TASK DESCRIPTION: Give a verbatim copy of the lines below, minus the pictures.

EXCERPTED DATA:
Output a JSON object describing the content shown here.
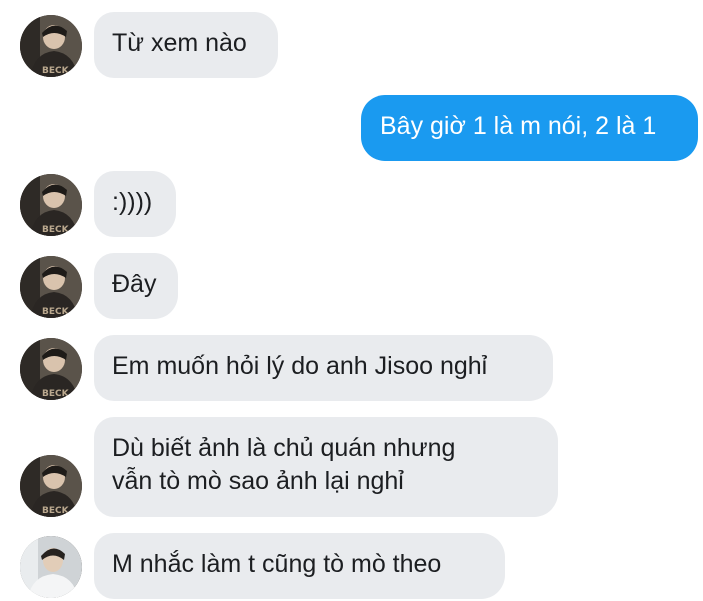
{
  "chat": {
    "messages": [
      {
        "sender": "them",
        "text": "Từ xem nào",
        "avatar_icon": "person-photo-avatar-dark"
      },
      {
        "sender": "me",
        "text": "Bây giờ 1 là m nói, 2 là 1"
      },
      {
        "sender": "them",
        "text": ":))))",
        "avatar_icon": "person-photo-avatar-dark"
      },
      {
        "sender": "them",
        "text": "Đây",
        "avatar_icon": "person-photo-avatar-dark"
      },
      {
        "sender": "them",
        "text": "Em muốn hỏi lý do anh Jisoo nghỉ",
        "avatar_icon": "person-photo-avatar-dark"
      },
      {
        "sender": "them",
        "lines": [
          "Dù biết ảnh là chủ quán nhưng",
          "vẫn tò mò sao ảnh lại nghỉ"
        ],
        "avatar_icon": "person-photo-avatar-dark"
      },
      {
        "sender": "them",
        "text": "M nhắc làm t cũng tò mò theo",
        "avatar_icon": "person-photo-avatar-light"
      }
    ]
  },
  "colors": {
    "incoming_bubble": "#e9ebee",
    "outgoing_bubble": "#1a9af0",
    "incoming_text": "#1c1e21",
    "outgoing_text": "#ffffff"
  }
}
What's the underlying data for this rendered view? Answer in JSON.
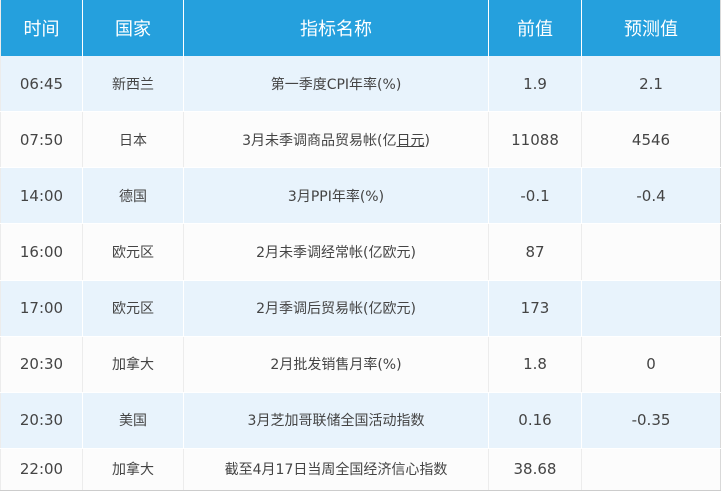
{
  "headers": {
    "time": "时间",
    "country": "国家",
    "indicator": "指标名称",
    "previous": "前值",
    "forecast": "预测值"
  },
  "rows": [
    {
      "time": "06:45",
      "country": "新西兰",
      "indicator": "第一季度CPI年率(%)",
      "previous": "1.9",
      "forecast": "2.1"
    },
    {
      "time": "07:50",
      "country": "日本",
      "indicator_prefix": "3月未季调商品贸易帐(亿",
      "indicator_link": "日元",
      "indicator_suffix": ")",
      "previous": "11088",
      "forecast": "4546"
    },
    {
      "time": "14:00",
      "country": "德国",
      "indicator": "3月PPI年率(%)",
      "previous": "-0.1",
      "forecast": "-0.4"
    },
    {
      "time": "16:00",
      "country": "欧元区",
      "indicator": "2月未季调经常帐(亿欧元)",
      "previous": "87",
      "forecast": ""
    },
    {
      "time": "17:00",
      "country": "欧元区",
      "indicator": "2月季调后贸易帐(亿欧元)",
      "previous": "173",
      "forecast": ""
    },
    {
      "time": "20:30",
      "country": "加拿大",
      "indicator": "2月批发销售月率(%)",
      "previous": "1.8",
      "forecast": "0"
    },
    {
      "time": "20:30",
      "country": "美国",
      "indicator": "3月芝加哥联储全国活动指数",
      "previous": "0.16",
      "forecast": "-0.35"
    },
    {
      "time": "22:00",
      "country": "加拿大",
      "indicator": "截至4月17日当周全国经济信心指数",
      "previous": "38.68",
      "forecast": ""
    }
  ],
  "colors": {
    "header_bg": "#25a0dd",
    "row_alt_bg": "#e8f3fc"
  }
}
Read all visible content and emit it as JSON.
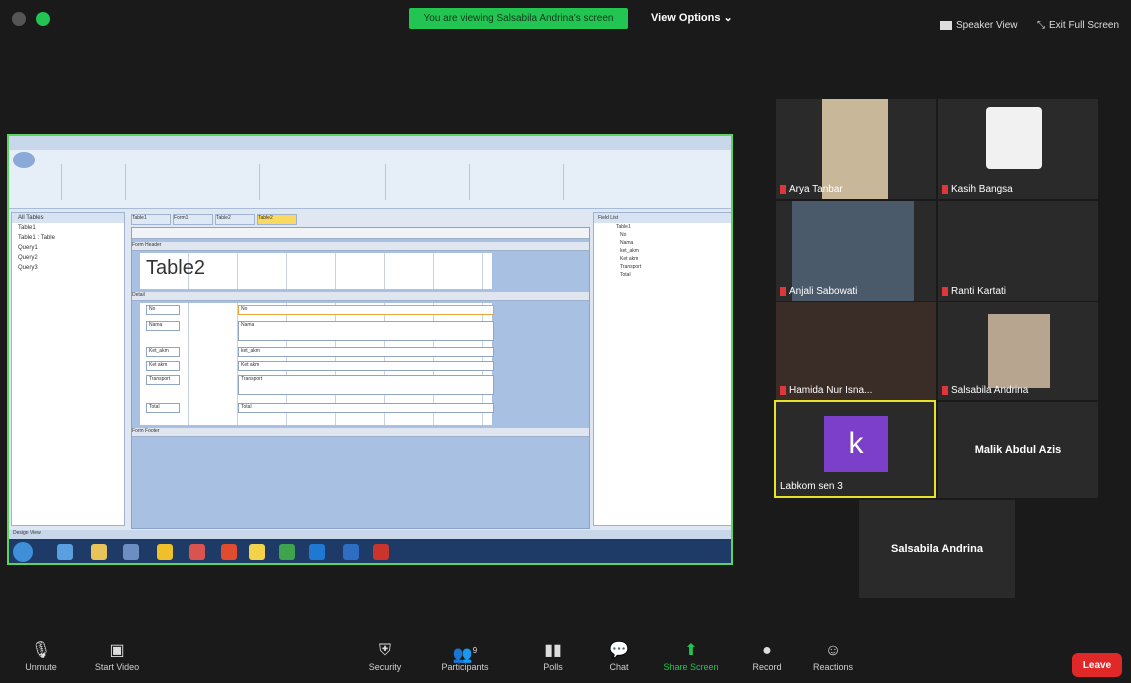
{
  "top": {
    "viewing_banner": "You are viewing Salsabila Andrina's screen",
    "view_options": "View Options ⌄",
    "speaker_view": "Speaker View",
    "exit_full_screen": "Exit Full Screen"
  },
  "shared_screen": {
    "nav_header": "All Tables",
    "nav_items": [
      "Table1",
      "Table1 : Table",
      "Query1",
      "Query2",
      "Query3"
    ],
    "object_tabs": [
      "Table1",
      "Form1",
      "Table2",
      "Table2"
    ],
    "sections": [
      "Form Header",
      "Detail",
      "Form Footer"
    ],
    "form_title": "Table2",
    "fields": [
      {
        "label": "No",
        "value": "No"
      },
      {
        "label": "Nama",
        "value": "Nama"
      },
      {
        "label": "Ket_akm",
        "value": "ket_akm"
      },
      {
        "label": "Ket akm",
        "value": "Ket akm"
      },
      {
        "label": "Transport",
        "value": "Transport"
      },
      {
        "label": "Total",
        "value": "Total"
      }
    ],
    "field_list_title": "Field List",
    "field_list_items": [
      "Table1",
      "No",
      "Nama",
      "ket_akm",
      "Ket akm",
      "Transport",
      "Total"
    ],
    "status_left": "Design View"
  },
  "participants": [
    {
      "name": "Arya Tanbar",
      "muted": true
    },
    {
      "name": "Kasih Bangsa",
      "muted": true
    },
    {
      "name": "Anjali Sabowati",
      "muted": true
    },
    {
      "name": "Ranti Kartati",
      "muted": true
    },
    {
      "name": "Hamida Nur Isna...",
      "muted": true
    },
    {
      "name": "Salsabila Andrina",
      "muted": true
    },
    {
      "name": "Labkom sen 3",
      "muted": true,
      "avatar_letter": "k"
    },
    {
      "name": "Malik Abdul Azis",
      "muted": true
    },
    {
      "name": "Salsabila Andrina",
      "muted": false
    }
  ],
  "toolbar": {
    "unmute": "Unmute",
    "start_video": "Start Video",
    "security": "Security",
    "participants": "Participants",
    "participants_count": "9",
    "polls": "Polls",
    "chat": "Chat",
    "share_screen": "Share Screen",
    "record": "Record",
    "reactions": "Reactions",
    "leave": "Leave"
  },
  "colors": {
    "banner_green": "#23c552",
    "active_speaker_border": "#e7e12a",
    "leave_red": "#e02828",
    "avatar_purple": "#7b3fc9"
  }
}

WRITTEN SOLUTION:
Output a JSON object describing the content shown here.
{
  "chat": {
    "messages": [
      {
        "sender": "them",
        "text": "Từ xem nào",
        "avatar_icon": "person-photo-avatar-dark"
      },
      {
        "sender": "me",
        "text": "Bây giờ 1 là m nói, 2 là 1"
      },
      {
        "sender": "them",
        "text": ":))))",
        "avatar_icon": "person-photo-avatar-dark"
      },
      {
        "sender": "them",
        "text": "Đây",
        "avatar_icon": "person-photo-avatar-dark"
      },
      {
        "sender": "them",
        "text": "Em muốn hỏi lý do anh Jisoo nghỉ",
        "avatar_icon": "person-photo-avatar-dark"
      },
      {
        "sender": "them",
        "lines": [
          "Dù biết ảnh là chủ quán nhưng",
          "vẫn tò mò sao ảnh lại nghỉ"
        ],
        "avatar_icon": "person-photo-avatar-dark"
      },
      {
        "sender": "them",
        "text": "M nhắc làm t cũng tò mò theo",
        "avatar_icon": "person-photo-avatar-light"
      }
    ]
  },
  "colors": {
    "incoming_bubble": "#e9ebee",
    "outgoing_bubble": "#1a9af0",
    "incoming_text": "#1c1e21",
    "outgoing_text": "#ffffff"
  }
}
What's the underlying data for this rendered view? Answer in JSON.
{
  "headers": {
    "time": "时间",
    "country": "国家",
    "indicator": "指标名称",
    "previous": "前值",
    "forecast": "预测值"
  },
  "rows": [
    {
      "time": "06:45",
      "country": "新西兰",
      "indicator": "第一季度CPI年率(%)",
      "previous": "1.9",
      "forecast": "2.1"
    },
    {
      "time": "07:50",
      "country": "日本",
      "indicator_prefix": "3月未季调商品贸易帐(亿",
      "indicator_link": "日元",
      "indicator_suffix": ")",
      "previous": "11088",
      "forecast": "4546"
    },
    {
      "time": "14:00",
      "country": "德国",
      "indicator": "3月PPI年率(%)",
      "previous": "-0.1",
      "forecast": "-0.4"
    },
    {
      "time": "16:00",
      "country": "欧元区",
      "indicator": "2月未季调经常帐(亿欧元)",
      "previous": "87",
      "forecast": ""
    },
    {
      "time": "17:00",
      "country": "欧元区",
      "indicator": "2月季调后贸易帐(亿欧元)",
      "previous": "173",
      "forecast": ""
    },
    {
      "time": "20:30",
      "country": "加拿大",
      "indicator": "2月批发销售月率(%)",
      "previous": "1.8",
      "forecast": "0"
    },
    {
      "time": "20:30",
      "country": "美国",
      "indicator": "3月芝加哥联储全国活动指数",
      "previous": "0.16",
      "forecast": "-0.35"
    },
    {
      "time": "22:00",
      "country": "加拿大",
      "indicator": "截至4月17日当周全国经济信心指数",
      "previous": "38.68",
      "forecast": ""
    }
  ],
  "colors": {
    "header_bg": "#25a0dd",
    "row_alt_bg": "#e8f3fc"
  }
}
Read all visible content and emit it as JSON.
{
  "top": {
    "viewing_banner": "You are viewing Salsabila Andrina's screen",
    "view_options": "View Options ⌄",
    "speaker_view": "Speaker View",
    "exit_full_screen": "Exit Full Screen"
  },
  "shared_screen": {
    "nav_header": "All Tables",
    "nav_items": [
      "Table1",
      "Table1 : Table",
      "Query1",
      "Query2",
      "Query3"
    ],
    "object_tabs": [
      "Table1",
      "Form1",
      "Table2",
      "Table2"
    ],
    "sections": [
      "Form Header",
      "Detail",
      "Form Footer"
    ],
    "form_title": "Table2",
    "fields": [
      {
        "label": "No",
        "value": "No"
      },
      {
        "label": "Nama",
        "value": "Nama"
      },
      {
        "label": "Ket_akm",
        "value": "ket_akm"
      },
      {
        "label": "Ket akm",
        "value": "Ket akm"
      },
      {
        "label": "Transport",
        "value": "Transport"
      },
      {
        "label": "Total",
        "value": "Total"
      }
    ],
    "field_list_title": "Field List",
    "field_list_items": [
      "Table1",
      "No",
      "Nama",
      "ket_akm",
      "Ket akm",
      "Transport",
      "Total"
    ],
    "status_left": "Design View"
  },
  "participants": [
    {
      "name": "Arya Tanbar",
      "muted": true
    },
    {
      "name": "Kasih Bangsa",
      "muted": true
    },
    {
      "name": "Anjali Sabowati",
      "muted": true
    },
    {
      "name": "Ranti Kartati",
      "muted": true
    },
    {
      "name": "Hamida Nur Isna...",
      "muted": true
    },
    {
      "name": "Salsabila Andrina",
      "muted": true
    },
    {
      "name": "Labkom sen 3",
      "muted": true,
      "avatar_letter": "k"
    },
    {
      "name": "Malik Abdul Azis",
      "muted": true
    },
    {
      "name": "Salsabila Andrina",
      "muted": false
    }
  ],
  "toolbar": {
    "unmute": "Unmute",
    "start_video": "Start Video",
    "security": "Security",
    "participants": "Participants",
    "participants_count": "9",
    "polls": "Polls",
    "chat": "Chat",
    "share_screen": "Share Screen",
    "record": "Record",
    "reactions": "Reactions",
    "leave": "Leave"
  },
  "colors": {
    "banner_green": "#23c552",
    "active_speaker_border": "#e7e12a",
    "leave_red": "#e02828",
    "avatar_purple": "#7b3fc9"
  }
}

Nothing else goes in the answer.